** BEGIN Text segment **

This is why I teach poetry to high school students

Because I can teach all the literary devices I want them to learn throughout the year by using poems for examples:
Metaphor in "Dreams" by Langston Hughes:"For if dreams die, life is a broken-winged bird that cannot fly."
Repetition in the same poem:"Hold fast to dreams... Hold fast to dreams...."
Theme (with perhaps a life lesson thrown in):What is the poet saying here? Don't let go of your dreams or you become, in a sense, crippled, unable to move forward. Is there something important that you want to do in your life? Whatever it is, you can do it. The path to your goal may not proceed in a straight line, but keep that end destination in your sights; you'll get there. How did the poet know this? He lived it.
A more challenging theme in a different poem by Langston Hughes:"What happens to a dream deferred? Does it dry up like a raisin in the sun?"
Point of view and tone in "Bike Ride with Older Boys" by Laura Kasischke.(I do this one early in the year with my freshmen because I want them to learn that reading a poem is sometimes like unlocking a small cupboard door to find a bit of truth just sitting on the shelf, waiting to be discovered, and to show them that in poetry, titles can be an essential key.)The first line of the poem is this: "The one I didn't go on."The next two lines are: "I was thirteen/and they were older."In this poem I love "My afternoons/were made of time and vinyl" and "I have been given a little gift." We don't know what the gift is until we're nearly finished reading the poem. Some students are mystified by the lines "When I/stand up again, there are bits of glass and gravel/ground into my knees." They ask hesitantly, "What happened? Did she fall off the bike?" Others, when the impact of the narrative hits them, say, "ohhhh" in soft tones, and I know they are moved by it, perhaps even warned by it.
(As an aside here, that 'title as key' concept can also be seen in "Another Reason Why I Don't Keep a Gun in the House" by Billy Collins, which never references a gun at all in the poem, but does reference a dog that barks incessantly.)
Some poems should just be fun, so we do "Summer" by Walter Dean Myers, but they're still learning assonance, alliteration and internal rhyme as we go:"Bugs buzzin from cousin to cousin/juices dripping/running and ripping" and"Lazy days, daisies lay/beaming and dreaming...."
And there must be classics because, well, if you don't know Frost, you're not American."Whose woods these are, I think I know.""Two roads diverged in a yellow wood.""Something there is that doesn't love a wall."
Billy Collins is my hero, of course, and sometimes it's fun, especially with high school students, to discuss extended metaphor by reading "Schoolsville."("Their grades are sewn into their clothes/like references to Hawthorne./The A's stroll along with other A's./The D's honk whenever they pass another D.")

** END Text segment **

Task 1
In the poetry-teaching essay, why does the author teach "Bike Ride with Older Boys" to freshmen early in the year? Answer in one to three sentences.
Task 2
Please carry on the poetry-teaching essay, starting after its final sentence.

** BEGIN Stored rows **

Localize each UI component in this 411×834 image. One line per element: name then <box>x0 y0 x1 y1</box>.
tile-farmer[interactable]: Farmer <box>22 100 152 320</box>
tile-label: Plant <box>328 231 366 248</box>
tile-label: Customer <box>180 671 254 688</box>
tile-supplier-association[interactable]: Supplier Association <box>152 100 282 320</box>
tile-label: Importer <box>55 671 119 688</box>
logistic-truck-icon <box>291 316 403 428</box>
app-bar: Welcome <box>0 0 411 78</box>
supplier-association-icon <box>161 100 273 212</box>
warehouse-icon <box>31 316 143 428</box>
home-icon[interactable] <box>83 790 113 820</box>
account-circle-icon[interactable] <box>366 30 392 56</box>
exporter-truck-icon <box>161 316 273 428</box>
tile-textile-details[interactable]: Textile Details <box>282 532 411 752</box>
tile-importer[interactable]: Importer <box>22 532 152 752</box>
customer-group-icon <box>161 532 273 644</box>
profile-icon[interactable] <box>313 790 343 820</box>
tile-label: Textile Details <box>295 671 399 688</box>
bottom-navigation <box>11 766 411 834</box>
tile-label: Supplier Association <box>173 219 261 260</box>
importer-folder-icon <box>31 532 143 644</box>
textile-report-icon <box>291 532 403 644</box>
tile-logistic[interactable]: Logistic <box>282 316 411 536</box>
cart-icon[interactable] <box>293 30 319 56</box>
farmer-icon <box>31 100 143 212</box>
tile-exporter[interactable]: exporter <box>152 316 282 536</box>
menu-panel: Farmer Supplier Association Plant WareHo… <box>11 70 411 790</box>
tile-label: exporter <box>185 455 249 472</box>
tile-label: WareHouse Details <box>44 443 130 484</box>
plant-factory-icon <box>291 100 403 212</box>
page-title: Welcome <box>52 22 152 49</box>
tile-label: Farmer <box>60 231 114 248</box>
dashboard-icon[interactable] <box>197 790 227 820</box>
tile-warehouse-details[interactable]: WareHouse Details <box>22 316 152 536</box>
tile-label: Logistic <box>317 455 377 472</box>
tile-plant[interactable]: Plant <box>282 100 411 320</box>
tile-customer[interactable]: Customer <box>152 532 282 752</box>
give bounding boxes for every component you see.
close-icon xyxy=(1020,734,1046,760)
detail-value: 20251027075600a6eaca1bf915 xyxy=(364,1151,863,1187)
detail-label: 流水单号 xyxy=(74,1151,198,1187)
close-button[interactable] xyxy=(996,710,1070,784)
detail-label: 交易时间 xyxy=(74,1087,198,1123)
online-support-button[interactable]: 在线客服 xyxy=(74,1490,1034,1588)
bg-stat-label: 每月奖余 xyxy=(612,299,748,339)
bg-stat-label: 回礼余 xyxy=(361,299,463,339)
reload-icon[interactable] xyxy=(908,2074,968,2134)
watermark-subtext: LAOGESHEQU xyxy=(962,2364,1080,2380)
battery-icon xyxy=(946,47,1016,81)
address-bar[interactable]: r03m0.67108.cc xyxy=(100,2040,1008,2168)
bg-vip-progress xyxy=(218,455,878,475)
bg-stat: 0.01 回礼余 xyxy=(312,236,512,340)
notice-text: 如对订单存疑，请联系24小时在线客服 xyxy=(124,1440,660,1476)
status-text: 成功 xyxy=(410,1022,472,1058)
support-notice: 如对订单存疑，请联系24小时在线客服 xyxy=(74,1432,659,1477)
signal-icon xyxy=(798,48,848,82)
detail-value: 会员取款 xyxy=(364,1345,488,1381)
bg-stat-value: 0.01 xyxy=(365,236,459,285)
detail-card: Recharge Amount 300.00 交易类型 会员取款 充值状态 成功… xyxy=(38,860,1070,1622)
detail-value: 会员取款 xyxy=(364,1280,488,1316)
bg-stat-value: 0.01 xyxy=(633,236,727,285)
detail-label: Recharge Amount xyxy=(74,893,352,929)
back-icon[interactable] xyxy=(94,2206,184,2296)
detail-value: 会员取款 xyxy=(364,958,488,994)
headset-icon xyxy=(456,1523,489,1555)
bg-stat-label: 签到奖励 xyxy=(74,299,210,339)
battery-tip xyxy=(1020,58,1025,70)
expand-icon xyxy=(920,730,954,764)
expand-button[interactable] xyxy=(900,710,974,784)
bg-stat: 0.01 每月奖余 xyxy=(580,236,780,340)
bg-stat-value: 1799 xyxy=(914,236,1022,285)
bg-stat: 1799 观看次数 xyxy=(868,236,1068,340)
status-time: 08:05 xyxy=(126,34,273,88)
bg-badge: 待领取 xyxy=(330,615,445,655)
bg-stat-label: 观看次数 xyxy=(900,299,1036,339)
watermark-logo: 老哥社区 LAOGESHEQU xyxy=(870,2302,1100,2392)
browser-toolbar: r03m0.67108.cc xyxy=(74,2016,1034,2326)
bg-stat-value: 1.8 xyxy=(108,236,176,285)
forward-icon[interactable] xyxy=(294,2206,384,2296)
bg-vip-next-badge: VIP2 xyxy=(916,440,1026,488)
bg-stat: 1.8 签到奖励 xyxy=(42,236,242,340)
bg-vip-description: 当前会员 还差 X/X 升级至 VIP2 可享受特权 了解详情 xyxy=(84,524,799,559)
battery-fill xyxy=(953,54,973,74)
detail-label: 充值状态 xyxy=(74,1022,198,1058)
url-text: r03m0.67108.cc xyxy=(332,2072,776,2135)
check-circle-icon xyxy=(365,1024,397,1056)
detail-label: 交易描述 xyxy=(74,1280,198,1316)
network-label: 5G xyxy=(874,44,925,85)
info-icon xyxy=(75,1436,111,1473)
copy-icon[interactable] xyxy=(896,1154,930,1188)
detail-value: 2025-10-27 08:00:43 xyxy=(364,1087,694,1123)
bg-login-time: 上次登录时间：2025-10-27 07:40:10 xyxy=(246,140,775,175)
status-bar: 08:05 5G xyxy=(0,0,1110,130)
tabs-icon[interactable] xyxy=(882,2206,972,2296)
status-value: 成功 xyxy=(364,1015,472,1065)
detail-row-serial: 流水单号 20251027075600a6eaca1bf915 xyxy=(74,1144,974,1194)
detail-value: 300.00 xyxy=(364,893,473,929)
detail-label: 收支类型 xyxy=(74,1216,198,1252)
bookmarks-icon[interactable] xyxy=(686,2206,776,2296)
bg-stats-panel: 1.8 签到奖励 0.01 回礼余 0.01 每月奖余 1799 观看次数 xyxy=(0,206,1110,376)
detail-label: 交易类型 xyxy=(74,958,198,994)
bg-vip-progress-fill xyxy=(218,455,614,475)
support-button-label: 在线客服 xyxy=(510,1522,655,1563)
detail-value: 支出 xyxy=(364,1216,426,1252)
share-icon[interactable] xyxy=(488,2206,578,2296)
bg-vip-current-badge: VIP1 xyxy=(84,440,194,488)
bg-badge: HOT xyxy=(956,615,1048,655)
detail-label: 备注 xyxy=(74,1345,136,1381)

** END Stored rows **

Written answer 1
The author wants freshmen to learn that reading a poem is sometimes like unlocking a small cupboard door and finding a bit of truth sitting on the shelf, waiting to be discovered. The poem also shows them that in poetry, titles can be an essential key.

Written answer 2
And speaking of classics, we read "To the Virgins, to Make Much of Time" so that we can discuss the concept of carpe diem, but I introduce it to them by showing them the scene from the movie Dead Poets Society in which Robin Williams as Mr. Keating has one of his new students read the poem.
I follow that by teaching them "O Captain! My Captain!" (because, in my humble opinion, Whitman was the most courageous American poet of his time), and then we watch the heartbreaking scene in Dead Poets in which Keating's students stand upon their desks in deference and respect, each one proclaiming "O captain my captain!"I have shared tears with some students after such a lesson.
I allow Emily Dickinson to teach them that "hope is the thing with feathers" and also that "I'm nobody" can be a strong statement of defiance for an introvert.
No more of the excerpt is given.